TASK STATEMENT:
Please reproduce every record, keeping each one exactly as written.
--------------------------------------------------
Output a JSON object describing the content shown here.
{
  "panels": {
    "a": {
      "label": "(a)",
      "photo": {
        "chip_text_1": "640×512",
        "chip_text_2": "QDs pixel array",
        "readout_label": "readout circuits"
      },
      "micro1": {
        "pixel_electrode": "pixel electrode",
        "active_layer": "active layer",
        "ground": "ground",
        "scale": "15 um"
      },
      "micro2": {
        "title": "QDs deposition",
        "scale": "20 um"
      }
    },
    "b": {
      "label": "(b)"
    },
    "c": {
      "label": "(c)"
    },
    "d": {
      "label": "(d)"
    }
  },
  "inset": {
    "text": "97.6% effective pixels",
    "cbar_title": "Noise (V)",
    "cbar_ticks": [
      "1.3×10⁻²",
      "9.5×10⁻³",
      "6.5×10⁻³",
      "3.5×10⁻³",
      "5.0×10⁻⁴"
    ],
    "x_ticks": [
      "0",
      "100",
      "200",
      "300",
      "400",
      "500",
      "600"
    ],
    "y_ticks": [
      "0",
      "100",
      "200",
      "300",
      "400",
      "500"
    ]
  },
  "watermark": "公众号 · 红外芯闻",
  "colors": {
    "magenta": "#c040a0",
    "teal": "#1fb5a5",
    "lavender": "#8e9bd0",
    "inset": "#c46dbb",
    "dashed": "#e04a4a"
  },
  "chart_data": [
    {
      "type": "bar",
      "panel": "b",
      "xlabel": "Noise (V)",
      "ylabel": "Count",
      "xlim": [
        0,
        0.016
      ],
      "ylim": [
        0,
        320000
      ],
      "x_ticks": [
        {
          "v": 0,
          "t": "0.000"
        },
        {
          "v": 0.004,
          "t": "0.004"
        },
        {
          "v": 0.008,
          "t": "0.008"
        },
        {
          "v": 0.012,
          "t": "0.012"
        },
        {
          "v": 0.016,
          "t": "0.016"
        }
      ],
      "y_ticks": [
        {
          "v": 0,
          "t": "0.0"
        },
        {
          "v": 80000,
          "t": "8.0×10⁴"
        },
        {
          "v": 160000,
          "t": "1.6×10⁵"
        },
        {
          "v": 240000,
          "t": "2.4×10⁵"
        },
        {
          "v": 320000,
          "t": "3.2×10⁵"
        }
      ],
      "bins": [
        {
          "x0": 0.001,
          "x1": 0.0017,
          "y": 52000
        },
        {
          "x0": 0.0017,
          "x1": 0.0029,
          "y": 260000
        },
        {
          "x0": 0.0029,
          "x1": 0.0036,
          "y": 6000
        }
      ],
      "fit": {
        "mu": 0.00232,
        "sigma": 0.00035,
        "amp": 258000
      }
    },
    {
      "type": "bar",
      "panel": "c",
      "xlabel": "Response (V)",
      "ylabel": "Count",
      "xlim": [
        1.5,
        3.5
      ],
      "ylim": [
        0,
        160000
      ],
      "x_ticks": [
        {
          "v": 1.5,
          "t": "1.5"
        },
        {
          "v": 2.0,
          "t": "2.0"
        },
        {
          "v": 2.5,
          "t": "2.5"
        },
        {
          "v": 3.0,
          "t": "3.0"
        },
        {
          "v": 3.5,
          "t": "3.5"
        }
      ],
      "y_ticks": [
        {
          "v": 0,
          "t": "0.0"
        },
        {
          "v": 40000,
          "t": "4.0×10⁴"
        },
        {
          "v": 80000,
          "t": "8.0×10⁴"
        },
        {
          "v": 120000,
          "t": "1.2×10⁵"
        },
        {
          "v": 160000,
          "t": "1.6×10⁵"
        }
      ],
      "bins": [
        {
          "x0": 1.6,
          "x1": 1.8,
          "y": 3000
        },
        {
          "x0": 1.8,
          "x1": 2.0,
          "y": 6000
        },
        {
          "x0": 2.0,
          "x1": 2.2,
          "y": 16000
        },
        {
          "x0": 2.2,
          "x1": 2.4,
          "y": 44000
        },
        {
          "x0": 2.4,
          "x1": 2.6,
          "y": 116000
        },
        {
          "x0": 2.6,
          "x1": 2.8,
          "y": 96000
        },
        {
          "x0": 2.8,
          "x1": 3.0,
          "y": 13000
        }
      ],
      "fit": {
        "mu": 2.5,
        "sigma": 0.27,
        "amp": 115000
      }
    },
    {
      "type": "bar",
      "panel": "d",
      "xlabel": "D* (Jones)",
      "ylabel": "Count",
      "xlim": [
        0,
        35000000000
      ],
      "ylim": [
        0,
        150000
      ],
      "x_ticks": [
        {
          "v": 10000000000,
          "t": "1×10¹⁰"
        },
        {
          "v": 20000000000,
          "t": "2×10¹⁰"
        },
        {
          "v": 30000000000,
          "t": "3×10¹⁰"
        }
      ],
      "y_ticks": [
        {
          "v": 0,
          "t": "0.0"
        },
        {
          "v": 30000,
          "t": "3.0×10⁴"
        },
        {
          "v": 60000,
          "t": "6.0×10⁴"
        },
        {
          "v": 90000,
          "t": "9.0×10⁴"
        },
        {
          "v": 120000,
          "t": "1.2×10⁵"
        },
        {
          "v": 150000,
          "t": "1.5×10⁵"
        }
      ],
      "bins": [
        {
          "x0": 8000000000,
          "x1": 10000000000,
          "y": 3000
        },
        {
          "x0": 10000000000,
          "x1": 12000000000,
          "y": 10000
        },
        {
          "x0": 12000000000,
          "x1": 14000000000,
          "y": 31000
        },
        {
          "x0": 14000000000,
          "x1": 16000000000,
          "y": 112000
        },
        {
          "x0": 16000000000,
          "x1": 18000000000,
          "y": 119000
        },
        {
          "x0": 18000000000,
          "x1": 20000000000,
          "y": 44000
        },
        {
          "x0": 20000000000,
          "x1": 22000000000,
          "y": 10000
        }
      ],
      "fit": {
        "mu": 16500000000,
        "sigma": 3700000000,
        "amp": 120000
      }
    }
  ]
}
--------------------------------------------------
RESPONSE:
Output a JSON object describing the content shown here.
{
  "panels": {
    "a": {
      "label": "(a)",
      "photo": {
        "chip_text_1": "640×512",
        "chip_text_2": "QDs pixel array",
        "readout_label": "readout circuits"
      },
      "micro1": {
        "pixel_electrode": "pixel electrode",
        "active_layer": "active layer",
        "ground": "ground",
        "scale": "15 um"
      },
      "micro2": {
        "title": "QDs deposition",
        "scale": "20 um"
      }
    },
    "b": {
      "label": "(b)"
    },
    "c": {
      "label": "(c)"
    },
    "d": {
      "label": "(d)"
    }
  },
  "inset": {
    "text": "97.6% effective pixels",
    "cbar_title": "Noise (V)",
    "cbar_ticks": [
      "1.3×10⁻²",
      "9.5×10⁻³",
      "6.5×10⁻³",
      "3.5×10⁻³",
      "5.0×10⁻⁴"
    ],
    "x_ticks": [
      "0",
      "100",
      "200",
      "300",
      "400",
      "500",
      "600"
    ],
    "y_ticks": [
      "0",
      "100",
      "200",
      "300",
      "400",
      "500"
    ]
  },
  "watermark": "公众号 · 红外芯闻",
  "colors": {
    "magenta": "#c040a0",
    "teal": "#1fb5a5",
    "lavender": "#8e9bd0",
    "inset": "#c46dbb",
    "dashed": "#e04a4a"
  },
  "chart_data": [
    {
      "type": "bar",
      "panel": "b",
      "xlabel": "Noise (V)",
      "ylabel": "Count",
      "xlim": [
        0,
        0.016
      ],
      "ylim": [
        0,
        320000
      ],
      "x_ticks": [
        {
          "v": 0,
          "t": "0.000"
        },
        {
          "v": 0.004,
          "t": "0.004"
        },
        {
          "v": 0.008,
          "t": "0.008"
        },
        {
          "v": 0.012,
          "t": "0.012"
        },
        {
          "v": 0.016,
          "t": "0.016"
        }
      ],
      "y_ticks": [
        {
          "v": 0,
          "t": "0.0"
        },
        {
          "v": 80000,
          "t": "8.0×10⁴"
        },
        {
          "v": 160000,
          "t": "1.6×10⁵"
        },
        {
          "v": 240000,
          "t": "2.4×10⁵"
        },
        {
          "v": 320000,
          "t": "3.2×10⁵"
        }
      ],
      "bins": [
        {
          "x0": 0.001,
          "x1": 0.0017,
          "y": 52000
        },
        {
          "x0": 0.0017,
          "x1": 0.0029,
          "y": 260000
        },
        {
          "x0": 0.0029,
          "x1": 0.0036,
          "y": 6000
        }
      ],
      "fit": {
        "mu": 0.00232,
        "sigma": 0.00035,
        "amp": 258000
      }
    },
    {
      "type": "bar",
      "panel": "c",
      "xlabel": "Response (V)",
      "ylabel": "Count",
      "xlim": [
        1.5,
        3.5
      ],
      "ylim": [
        0,
        160000
      ],
      "x_ticks": [
        {
          "v": 1.5,
          "t": "1.5"
        },
        {
          "v": 2.0,
          "t": "2.0"
        },
        {
          "v": 2.5,
          "t": "2.5"
        },
        {
          "v": 3.0,
          "t": "3.0"
        },
        {
          "v": 3.5,
          "t": "3.5"
        }
      ],
      "y_ticks": [
        {
          "v": 0,
          "t": "0.0"
        },
        {
          "v": 40000,
          "t": "4.0×10⁴"
        },
        {
          "v": 80000,
          "t": "8.0×10⁴"
        },
        {
          "v": 120000,
          "t": "1.2×10⁵"
        },
        {
          "v": 160000,
          "t": "1.6×10⁵"
        }
      ],
      "bins": [
        {
          "x0": 1.6,
          "x1": 1.8,
          "y": 3000
        },
        {
          "x0": 1.8,
          "x1": 2.0,
          "y": 6000
        },
        {
          "x0": 2.0,
          "x1": 2.2,
          "y": 16000
        },
        {
          "x0": 2.2,
          "x1": 2.4,
          "y": 44000
        },
        {
          "x0": 2.4,
          "x1": 2.6,
          "y": 116000
        },
        {
          "x0": 2.6,
          "x1": 2.8,
          "y": 96000
        },
        {
          "x0": 2.8,
          "x1": 3.0,
          "y": 13000
        }
      ],
      "fit": {
        "mu": 2.5,
        "sigma": 0.27,
        "amp": 115000
      }
    },
    {
      "type": "bar",
      "panel": "d",
      "xlabel": "D* (Jones)",
      "ylabel": "Count",
      "xlim": [
        0,
        35000000000
      ],
      "ylim": [
        0,
        150000
      ],
      "x_ticks": [
        {
          "v": 10000000000,
          "t": "1×10¹⁰"
        },
        {
          "v": 20000000000,
          "t": "2×10¹⁰"
        },
        {
          "v": 30000000000,
          "t": "3×10¹⁰"
        }
      ],
      "y_ticks": [
        {
          "v": 0,
          "t": "0.0"
        },
        {
          "v": 30000,
          "t": "3.0×10⁴"
        },
        {
          "v": 60000,
          "t": "6.0×10⁴"
        },
        {
          "v": 90000,
          "t": "9.0×10⁴"
        },
        {
          "v": 120000,
          "t": "1.2×10⁵"
        },
        {
          "v": 150000,
          "t": "1.5×10⁵"
        }
      ],
      "bins": [
        {
          "x0": 8000000000,
          "x1": 10000000000,
          "y": 3000
        },
        {
          "x0": 10000000000,
          "x1": 12000000000,
          "y": 10000
        },
        {
          "x0": 12000000000,
          "x1": 14000000000,
          "y": 31000
        },
        {
          "x0": 14000000000,
          "x1": 16000000000,
          "y": 112000
        },
        {
          "x0": 16000000000,
          "x1": 18000000000,
          "y": 119000
        },
        {
          "x0": 18000000000,
          "x1": 20000000000,
          "y": 44000
        },
        {
          "x0": 20000000000,
          "x1": 22000000000,
          "y": 10000
        }
      ],
      "fit": {
        "mu": 16500000000,
        "sigma": 3700000000,
        "amp": 120000
      }
    }
  ]
}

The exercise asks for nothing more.